=== WHAT YOU NEED TO DO ===
All entries are to be quoted exactly; the images stay out of the copy.

** Start of INPUT DATA **

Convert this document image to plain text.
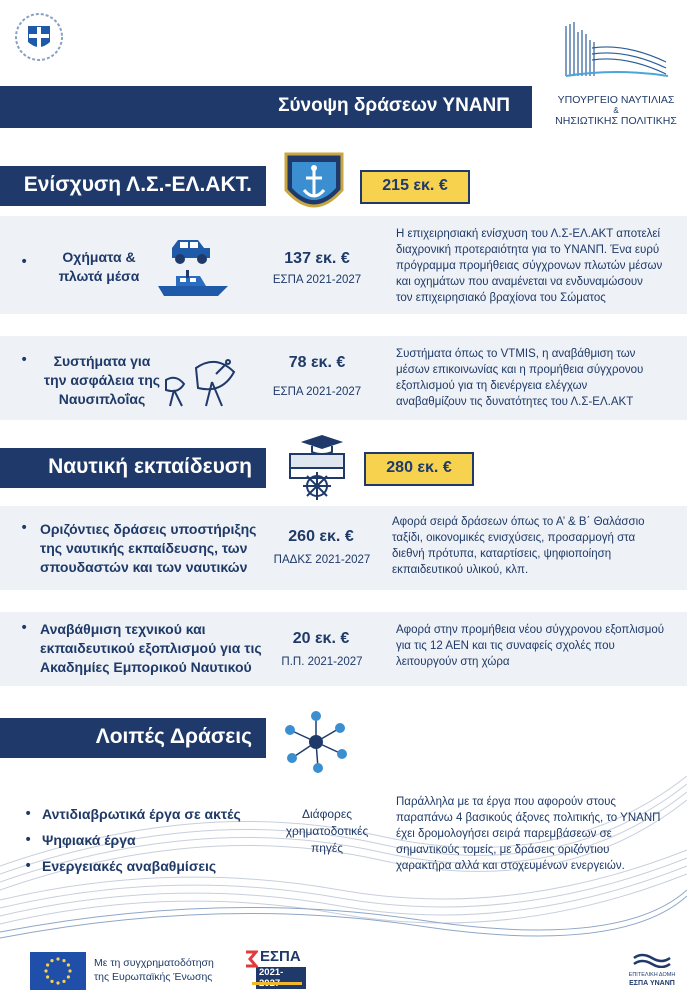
ΥΠΟΥΡΓΕΙΟ ΝΑΥΤΙΛΙΑΣ
&
ΝΗΣΙΩΤΙΚΗΣ ΠΟΛΙΤΙΚΗΣ
Σύνοψη δράσεων ΥΝΑΝΠ
Ενίσχυση Λ.Σ.-ΕΛ.ΑΚΤ.	215 εκ. €
•	Οχήματα &
πλωτά μέσα
137 εκ. €
ΕΣΠΑ 2021-2027
Η επιχειρησιακή ενίσχυση του Λ.Σ-ΕΛ.ΑΚΤ αποτελεί
διαχρονική προτεραιότητα για το ΥΝΑΝΠ. Ένα ευρύ
πρόγραμμα προμήθειας σύγχρονων πλωτών μέσων
και οχημάτων που αναμένεται να ενδυναμώσουν
τον επιχειρησιακό βραχίονα του Σώματος
•	Συστήματα για
την ασφάλεια της
Ναυσιπλοΐας
78 εκ. €
ΕΣΠΑ 2021-2027
Συστήματα όπως το VTMIS, η αναβάθμιση των
μέσων επικοινωνίας και η προμήθεια σύγχρονου
εξοπλισμού για τη διενέργεια ελέγχων
αναβαθμίζουν τις δυνατότητες του Λ.Σ-ΕΛ.ΑΚΤ
Ναυτική εκπαίδευση	280 εκ. €
• Οριζόντιες δράσεις υποστήριξης
της ναυτικής εκπαίδευσης, των
σπουδαστών και των ναυτικών
260 εκ. €
ΠΑΔΚΣ 2021-2027
Αφορά σειρά δράσεων όπως το Α’ & Β΄ Θαλάσσιο
ταξίδι, οικονομικές ενισχύσεις, προσαρμογή στα
διεθνή πρότυπα, καταρτίσεις, ψηφιοποίηση
εκπαιδευτικού υλικού, κλπ.
• Αναβάθμιση τεχνικού και
εκπαιδευτικού εξοπλισμού για τις
Ακαδημίες Εμπορικού Ναυτικού
20 εκ. €
Π.Π. 2021-2027
Αφορά στην προμήθεια νέου σύγχρονου εξοπλισμού
για τις 12 ΑΕΝ και τις συναφείς σχολές που
λειτουργούν στη χώρα
Λοιπές Δράσεις
• Αντιδιαβρωτικά έργα σε ακτές
• Ψηφιακά έργα
• Ενεργειακές αναβαθμίσεις
Διάφορες
χρηματοδοτικές
πηγές
Παράλληλα με τα έργα που αφορούν στους
παραπάνω 4 βασικούς άξονες πολιτικής, το ΥΝΑΝΠ
έχει δρομολογήσει σειρά παρεμβάσεων σε
σημαντικούς τομείς, με δράσεις οριζόντιου
χαρακτήρα αλλά και στοχευμένων ενεργειών.
Με τη συγχρηματοδότηση
της Ευρωπαϊκής Ένωσης
ΕΣΠΑ
2021-	ΕΠΙΤΕΛΙΚΗ ΔΟΜΗ
ΕΣΠΑ ΥΝΑΝΠ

** End of INPUT DATA **

=== TASK RESPONSE ===
Convert this document image to plain text.
ΥΠΟΥΡΓΕΙΟ ΝΑΥΤΙΛΙΑΣ
&
ΝΗΣΙΩΤΙΚΗΣ ΠΟΛΙΤΙΚΗΣ
Σύνοψη δράσεων ΥΝΑΝΠ
Ενίσχυση Λ.Σ.-ΕΛ.ΑΚΤ.	215 εκ. €
•	Οχήματα &
πλωτά μέσα
137 εκ. €
ΕΣΠΑ 2021-2027
Η επιχειρησιακή ενίσχυση του Λ.Σ-ΕΛ.ΑΚΤ αποτελεί
διαχρονική προτεραιότητα για το ΥΝΑΝΠ. Ένα ευρύ
πρόγραμμα προμήθειας σύγχρονων πλωτών μέσων
και οχημάτων που αναμένεται να ενδυναμώσουν
τον επιχειρησιακό βραχίονα του Σώματος
•	Συστήματα για
την ασφάλεια της
Ναυσιπλοΐας
78 εκ. €
ΕΣΠΑ 2021-2027
Συστήματα όπως το VTMIS, η αναβάθμιση των
μέσων επικοινωνίας και η προμήθεια σύγχρονου
εξοπλισμού για τη διενέργεια ελέγχων
αναβαθμίζουν τις δυνατότητες του Λ.Σ-ΕΛ.ΑΚΤ
Ναυτική εκπαίδευση	280 εκ. €
• Οριζόντιες δράσεις υποστήριξης
της ναυτικής εκπαίδευσης, των
σπουδαστών και των ναυτικών
260 εκ. €
ΠΑΔΚΣ 2021-2027
Αφορά σειρά δράσεων όπως το Α’ & Β΄ Θαλάσσιο
ταξίδι, οικονομικές ενισχύσεις, προσαρμογή στα
διεθνή πρότυπα, καταρτίσεις, ψηφιοποίηση
εκπαιδευτικού υλικού, κλπ.
• Αναβάθμιση τεχνικού και
εκπαιδευτικού εξοπλισμού για τις
Ακαδημίες Εμπορικού Ναυτικού
20 εκ. €
Π.Π. 2021-2027
Αφορά στην προμήθεια νέου σύγχρονου εξοπλισμού
για τις 12 ΑΕΝ και τις συναφείς σχολές που
λειτουργούν στη χώρα
Λοιπές Δράσεις
• Αντιδιαβρωτικά έργα σε ακτές
• Ψηφιακά έργα
• Ενεργειακές αναβαθμίσεις
Διάφορες
χρηματοδοτικές
πηγές
Παράλληλα με τα έργα που αφορούν στους
παραπάνω 4 βασικούς άξονες πολιτικής, το ΥΝΑΝΠ
έχει δρομολογήσει σειρά παρεμβάσεων σε
σημαντικούς τομείς, με δράσεις οριζόντιου
χαρακτήρα αλλά και στοχευμένων ενεργειών.
Με τη συγχρηματοδότηση
της Ευρωπαϊκής Ένωσης
ΕΣΠΑ
2021-	ΕΠΙΤΕΛΙΚΗ ΔΟΜΗ
ΕΣΠΑ ΥΝΑΝΠ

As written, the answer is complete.